** RAW DATA **

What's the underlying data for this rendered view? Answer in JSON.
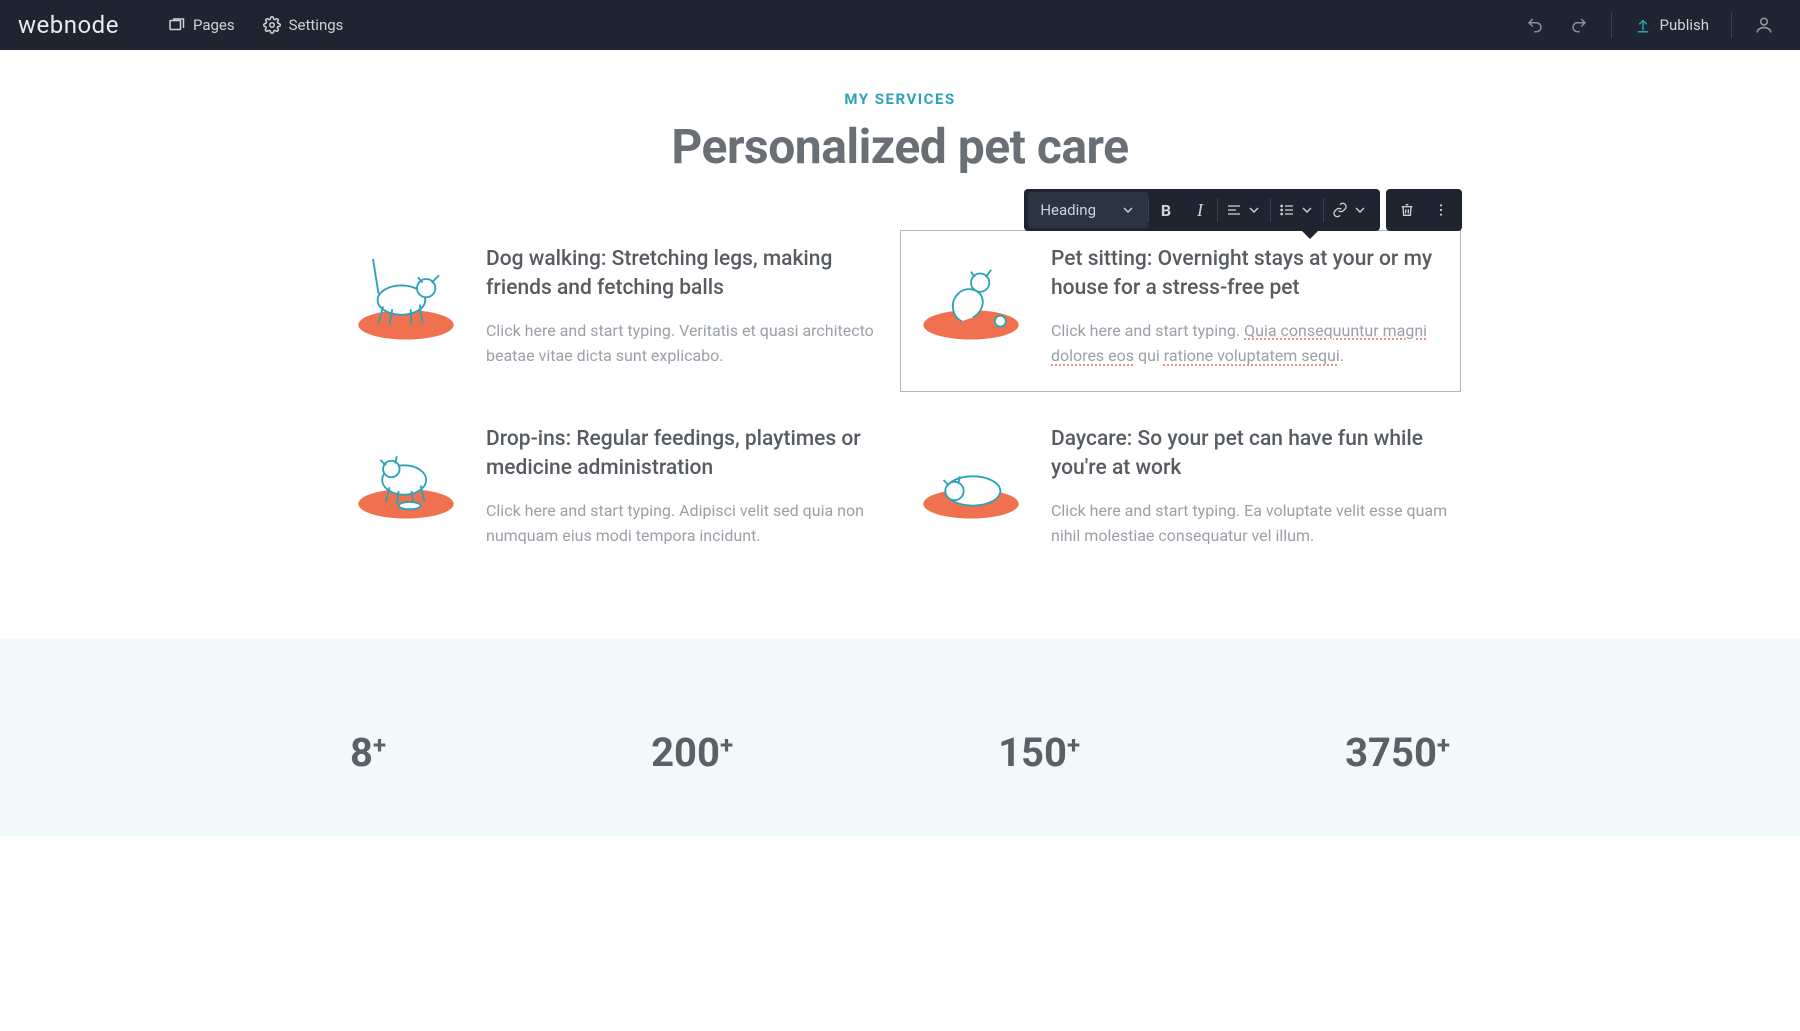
{
  "topbar": {
    "brand": "webnode",
    "pages": "Pages",
    "settings": "Settings",
    "publish": "Publish"
  },
  "page": {
    "eyebrow": "MY SERVICES",
    "title": "Personalized pet care"
  },
  "toolbar": {
    "text_style": "Heading"
  },
  "services": [
    {
      "title": "Dog walking: Stretching legs, making friends and fetching balls",
      "body": "Click here and start typing. Veritatis et quasi architecto beatae vitae dicta sunt explicabo."
    },
    {
      "title": "Pet sitting: Overnight stays at your or my house for a stress-free pet",
      "body_prefix": "Click here and start typing. ",
      "body_spell1": "Quia consequuntur magni dolores eos",
      "body_mid": " qui ",
      "body_spell2": "ratione voluptatem sequi",
      "body_suffix": "."
    },
    {
      "title": "Drop-ins: Regular feedings, playtimes or medicine administration",
      "body": "Click here and start typing. Adipisci velit sed quia non numquam eius modi tempora incidunt."
    },
    {
      "title": "Daycare: So your pet can have fun while you're at work",
      "body": "Click here and start typing. Ea voluptate velit esse quam nihil molestiae consequatur vel illum."
    }
  ],
  "stats": [
    {
      "n": "8",
      "suffix": "+"
    },
    {
      "n": "200",
      "suffix": "+"
    },
    {
      "n": "150",
      "suffix": "+"
    },
    {
      "n": "3750",
      "suffix": "+"
    }
  ]
}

** TASK INSTRUCTIONS **
Check each line of the entries for the string "velit". Copy the lines that have it.

** TASK RESPONSE **
      "body": "Click here and start typing. Adipisci velit sed quia non numquam eius modi tempora incidunt."
      "body": "Click here and start typing. Ea voluptate velit esse quam nihil molestiae consequatur vel illum."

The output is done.